[WRITTEN PROBLEM] Exact reproduction of the data is required, with images excluded.

[start of DATASET ROWS]

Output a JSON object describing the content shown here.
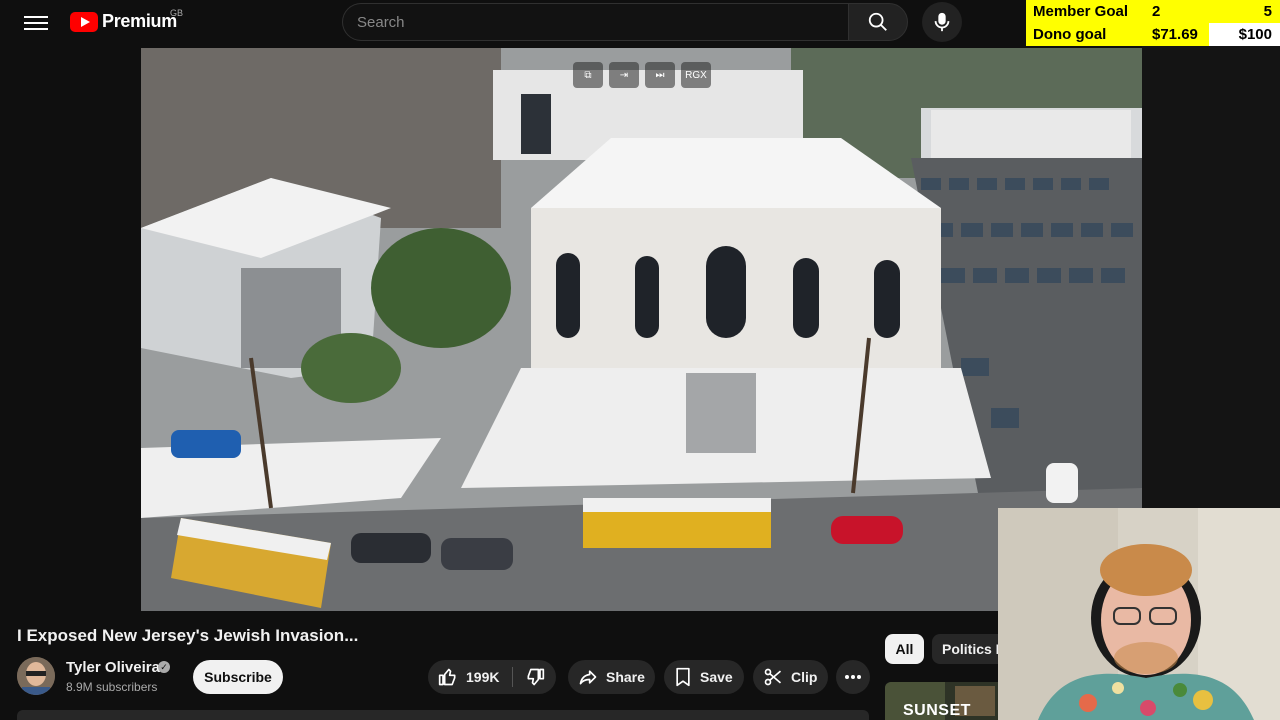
{
  "header": {
    "logo_text": "Premium",
    "country_code": "GB",
    "search_placeholder": "Search"
  },
  "goals": {
    "member_label": "Member Goal",
    "member_value": "2",
    "member_target": "5",
    "dono_label": "Dono goal",
    "dono_value": "$71.69",
    "dono_target": "$100",
    "dono_progress": 0.72
  },
  "player": {
    "mini_controls": [
      "external-link-icon",
      "enter-icon",
      "next-icon",
      "RGX"
    ],
    "rgx_label": "RGX"
  },
  "video": {
    "title": "I Exposed New Jersey's Jewish Invasion...",
    "channel": "Tyler Oliveira",
    "subscribers": "8.9M subscribers",
    "subscribe_label": "Subscribe",
    "likes": "199K",
    "share_label": "Share",
    "save_label": "Save",
    "clip_label": "Clip"
  },
  "sidebar": {
    "chips": [
      "All",
      "Politics N"
    ],
    "next_thumb_text": "SUNSET"
  }
}
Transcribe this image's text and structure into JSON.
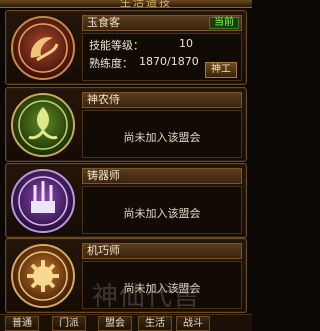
{
  "header": {
    "title": "生活造技"
  },
  "guilds": [
    {
      "name": "玉食客",
      "badge": "当前",
      "skill_label": "技能等级：",
      "skill_value": "10",
      "prof_label": "熟练度：",
      "prof_value": "1870/1870",
      "button": "神工"
    },
    {
      "name": "神农侍",
      "status": "尚未加入该盟会"
    },
    {
      "name": "铸器师",
      "status": "尚未加入该盟会"
    },
    {
      "name": "机巧师",
      "status": "尚未加入该盟会"
    }
  ],
  "tabs": [
    "普通",
    "门派",
    "盟会",
    "生活",
    "战斗"
  ],
  "watermark": "神仙代售"
}
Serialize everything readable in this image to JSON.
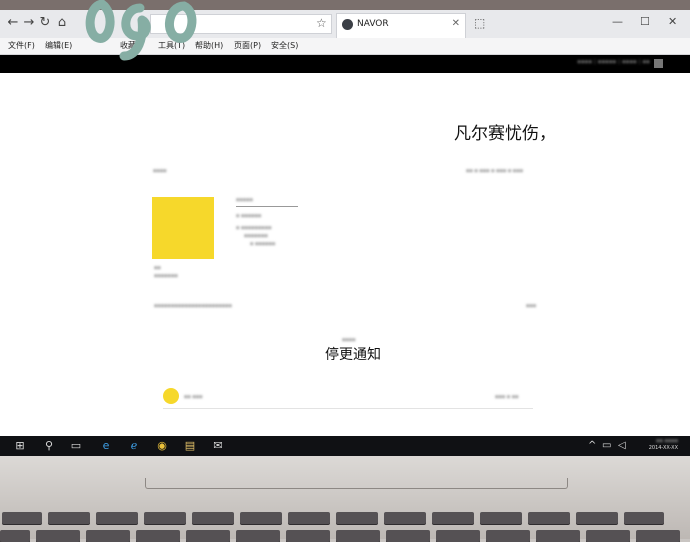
{
  "browser": {
    "tab_title": "NAVOR",
    "menu_items": [
      "文件(F)",
      "编辑(E)",
      "收藏(",
      "工具(T)",
      "帮助(H)",
      "页面(P)",
      "安全(S)"
    ]
  },
  "page": {
    "overlay_title": "凡尔赛忧伤，",
    "notice": "停更通知"
  },
  "taskbar": {
    "date": "2014-XX-XX"
  },
  "icons": {
    "back": "back-arrow-icon",
    "forward": "forward-arrow-icon",
    "refresh": "refresh-icon",
    "home": "home-icon",
    "favorite": "star-icon",
    "tab_favicon": "globe-icon",
    "start": "windows-start-icon",
    "search": "search-icon",
    "edge": "edge-icon",
    "ie": "internet-explorer-icon",
    "chrome": "chrome-icon",
    "explorer": "folder-icon",
    "mail": "mail-icon"
  },
  "colors": {
    "accent_yellow": "#f6d82b",
    "page_header": "#000000",
    "taskbar": "#101114"
  }
}
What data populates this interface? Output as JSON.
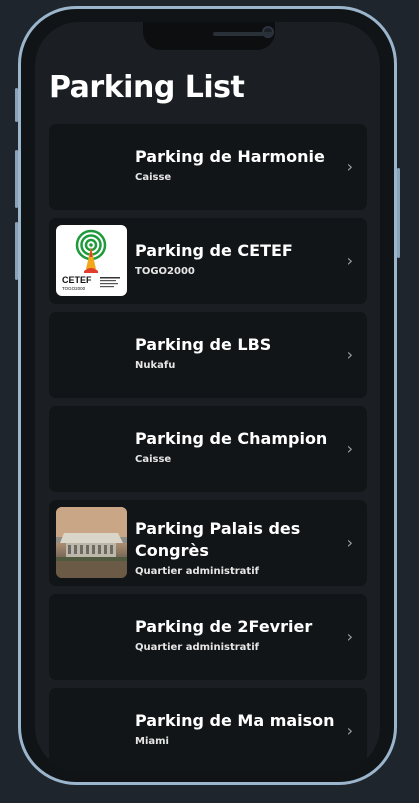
{
  "page": {
    "title": "Parking List"
  },
  "parkings": [
    {
      "name": "Parking de Harmonie",
      "subtitle": "Caisse",
      "thumb": "none"
    },
    {
      "name": "Parking de CETEF",
      "subtitle": "TOGO2000",
      "thumb": "logo",
      "logo_text": "CETEF",
      "logo_sub": "TOGO2000"
    },
    {
      "name": "Parking de LBS",
      "subtitle": "Nukafu",
      "thumb": "none"
    },
    {
      "name": "Parking de Champion",
      "subtitle": "Caisse",
      "thumb": "none"
    },
    {
      "name": "Parking Palais des Congrès",
      "subtitle": "Quartier administratif",
      "thumb": "photo"
    },
    {
      "name": "Parking de 2Fevrier",
      "subtitle": "Quartier administratif",
      "thumb": "none"
    },
    {
      "name": "Parking de Ma maison",
      "subtitle": "Miami",
      "thumb": "none"
    }
  ],
  "icons": {
    "row_arrow": "chevron-right-icon"
  },
  "colors": {
    "background": "#1b1f23",
    "card": "#121518",
    "frame": "#9bb5cc",
    "text": "#ffffff"
  }
}
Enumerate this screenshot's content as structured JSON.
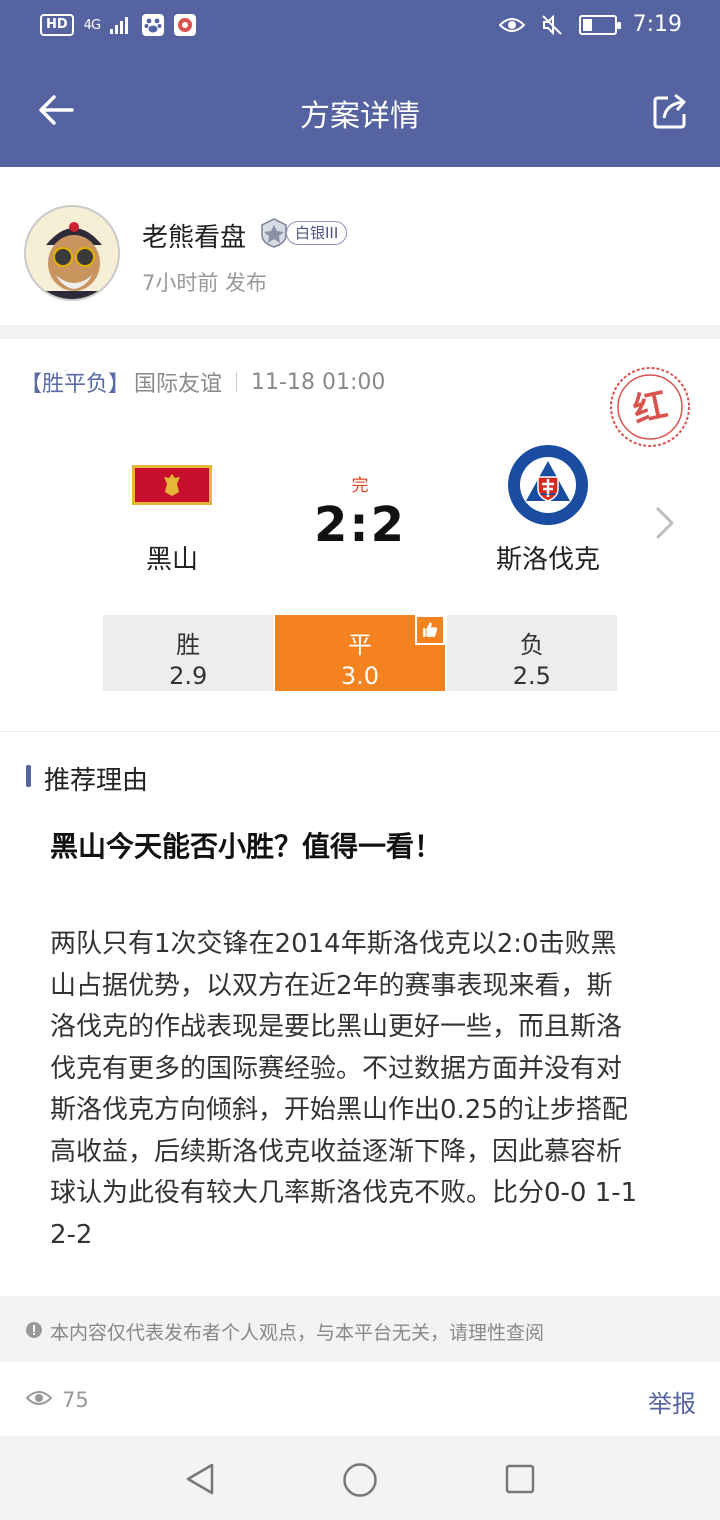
{
  "status_bar": {
    "hd": "HD",
    "network": "4G",
    "time": "7:19",
    "battery_level": 0.3
  },
  "app_bar": {
    "title": "方案详情"
  },
  "author": {
    "name": "老熊看盘",
    "rank": "白银III",
    "published": "7小时前 发布"
  },
  "match": {
    "market": "【胜平负】",
    "league": "国际友谊",
    "datetime": "11-18  01:00",
    "stamp": "红",
    "home_team": "黑山",
    "away_team": "斯洛伐克",
    "status": "完",
    "score": "2:2",
    "odds": [
      {
        "label": "胜",
        "value": "2.9",
        "selected": false
      },
      {
        "label": "平",
        "value": "3.0",
        "selected": true
      },
      {
        "label": "负",
        "value": "2.5",
        "selected": false
      }
    ],
    "colors": {
      "selected": "#f4821f",
      "accent": "#5563a0",
      "stamp": "#d9534f"
    }
  },
  "reason": {
    "section_title": "推荐理由",
    "headline": "黑山今天能否小胜？值得一看！",
    "lines": [
      "两队只有1次交锋在2014年斯洛伐克以2:0击败黑",
      "山占据优势，以双方在近2年的赛事表现来看，斯",
      "洛伐克的作战表现是要比黑山更好一些，而且斯洛",
      "伐克有更多的国际赛经验。不过数据方面并没有对",
      "斯洛伐克方向倾斜，开始黑山作出0.25的让步搭配",
      "高收益，后续斯洛伐克收益逐渐下降，因此慕容析",
      "球认为此役有较大几率斯洛伐克不败。比分0-0 1-1",
      "2-2"
    ]
  },
  "disclaimer": "本内容仅代表发布者个人观点，与本平台无关，请理性查阅",
  "footer": {
    "views": "75",
    "report": "举报"
  }
}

[end of DATASET ROWS]

[RESPONSE TO THIS EXERCISE]
Output a JSON object describing the content shown here.
{
  "header": {
    "logo_text": "Premium",
    "country_code": "GB",
    "search_placeholder": "Search"
  },
  "goals": {
    "member_label": "Member Goal",
    "member_value": "2",
    "member_target": "5",
    "dono_label": "Dono goal",
    "dono_value": "$71.69",
    "dono_target": "$100",
    "dono_progress": 0.72
  },
  "player": {
    "mini_controls": [
      "external-link-icon",
      "enter-icon",
      "next-icon",
      "RGX"
    ],
    "rgx_label": "RGX"
  },
  "video": {
    "title": "I Exposed New Jersey's Jewish Invasion...",
    "channel": "Tyler Oliveira",
    "subscribers": "8.9M subscribers",
    "subscribe_label": "Subscribe",
    "likes": "199K",
    "share_label": "Share",
    "save_label": "Save",
    "clip_label": "Clip"
  },
  "sidebar": {
    "chips": [
      "All",
      "Politics N"
    ],
    "next_thumb_text": "SUNSET"
  }
}
Transcribe this image's text and structure into JSON.
{
  "header": {
    "title": "生活造技"
  },
  "guilds": [
    {
      "name": "玉食客",
      "badge": "当前",
      "skill_label": "技能等级：",
      "skill_value": "10",
      "prof_label": "熟练度：",
      "prof_value": "1870/1870",
      "button": "神工"
    },
    {
      "name": "神农侍",
      "status": "尚未加入该盟会"
    },
    {
      "name": "铸器师",
      "status": "尚未加入该盟会"
    },
    {
      "name": "机巧师",
      "status": "尚未加入该盟会"
    }
  ],
  "tabs": [
    "普通",
    "门派",
    "盟会",
    "生活",
    "战斗"
  ],
  "watermark": "神仙代售"
}
Serialize everything readable in this image to JSON.
{
  "browser": {
    "tab_title": "NAVOR",
    "menu_items": [
      "文件(F)",
      "编辑(E)",
      "收藏(",
      "工具(T)",
      "帮助(H)",
      "页面(P)",
      "安全(S)"
    ]
  },
  "page": {
    "overlay_title": "凡尔赛忧伤，",
    "notice": "停更通知"
  },
  "taskbar": {
    "date": "2014-XX-XX"
  },
  "icons": {
    "back": "back-arrow-icon",
    "forward": "forward-arrow-icon",
    "refresh": "refresh-icon",
    "home": "home-icon",
    "favorite": "star-icon",
    "tab_favicon": "globe-icon",
    "start": "windows-start-icon",
    "search": "search-icon",
    "edge": "edge-icon",
    "ie": "internet-explorer-icon",
    "chrome": "chrome-icon",
    "explorer": "folder-icon",
    "mail": "mail-icon"
  },
  "colors": {
    "accent_yellow": "#f6d82b",
    "page_header": "#000000",
    "taskbar": "#101114"
  }
}
What data populates this interface? Output as JSON.
{
  "page": {
    "title": "Parking List"
  },
  "parkings": [
    {
      "name": "Parking de Harmonie",
      "subtitle": "Caisse",
      "thumb": "none"
    },
    {
      "name": "Parking de CETEF",
      "subtitle": "TOGO2000",
      "thumb": "logo",
      "logo_text": "CETEF",
      "logo_sub": "TOGO2000"
    },
    {
      "name": "Parking de LBS",
      "subtitle": "Nukafu",
      "thumb": "none"
    },
    {
      "name": "Parking de Champion",
      "subtitle": "Caisse",
      "thumb": "none"
    },
    {
      "name": "Parking Palais des Congrès",
      "subtitle": "Quartier administratif",
      "thumb": "photo"
    },
    {
      "name": "Parking de 2Fevrier",
      "subtitle": "Quartier administratif",
      "thumb": "none"
    },
    {
      "name": "Parking de Ma maison",
      "subtitle": "Miami",
      "thumb": "none"
    }
  ],
  "icons": {
    "row_arrow": "chevron-right-icon"
  },
  "colors": {
    "background": "#1b1f23",
    "card": "#121518",
    "frame": "#9bb5cc",
    "text": "#ffffff"
  }
}
Enumerate this screenshot's content as structured JSON.
{
  "status_bar": {
    "hd": "HD",
    "network": "4G",
    "time": "7:19",
    "battery_level": 0.3
  },
  "app_bar": {
    "title": "方案详情"
  },
  "author": {
    "name": "老熊看盘",
    "rank": "白银III",
    "published": "7小时前 发布"
  },
  "match": {
    "market": "【胜平负】",
    "league": "国际友谊",
    "datetime": "11-18  01:00",
    "stamp": "红",
    "home_team": "黑山",
    "away_team": "斯洛伐克",
    "status": "完",
    "score": "2:2",
    "odds": [
      {
        "label": "胜",
        "value": "2.9",
        "selected": false
      },
      {
        "label": "平",
        "value": "3.0",
        "selected": true
      },
      {
        "label": "负",
        "value": "2.5",
        "selected": false
      }
    ],
    "colors": {
      "selected": "#f4821f",
      "accent": "#5563a0",
      "stamp": "#d9534f"
    }
  },
  "reason": {
    "section_title": "推荐理由",
    "headline": "黑山今天能否小胜？值得一看！",
    "lines": [
      "两队只有1次交锋在2014年斯洛伐克以2:0击败黑",
      "山占据优势，以双方在近2年的赛事表现来看，斯",
      "洛伐克的作战表现是要比黑山更好一些，而且斯洛",
      "伐克有更多的国际赛经验。不过数据方面并没有对",
      "斯洛伐克方向倾斜，开始黑山作出0.25的让步搭配",
      "高收益，后续斯洛伐克收益逐渐下降，因此慕容析",
      "球认为此役有较大几率斯洛伐克不败。比分0-0 1-1",
      "2-2"
    ]
  },
  "disclaimer": "本内容仅代表发布者个人观点，与本平台无关，请理性查阅",
  "footer": {
    "views": "75",
    "report": "举报"
  }
}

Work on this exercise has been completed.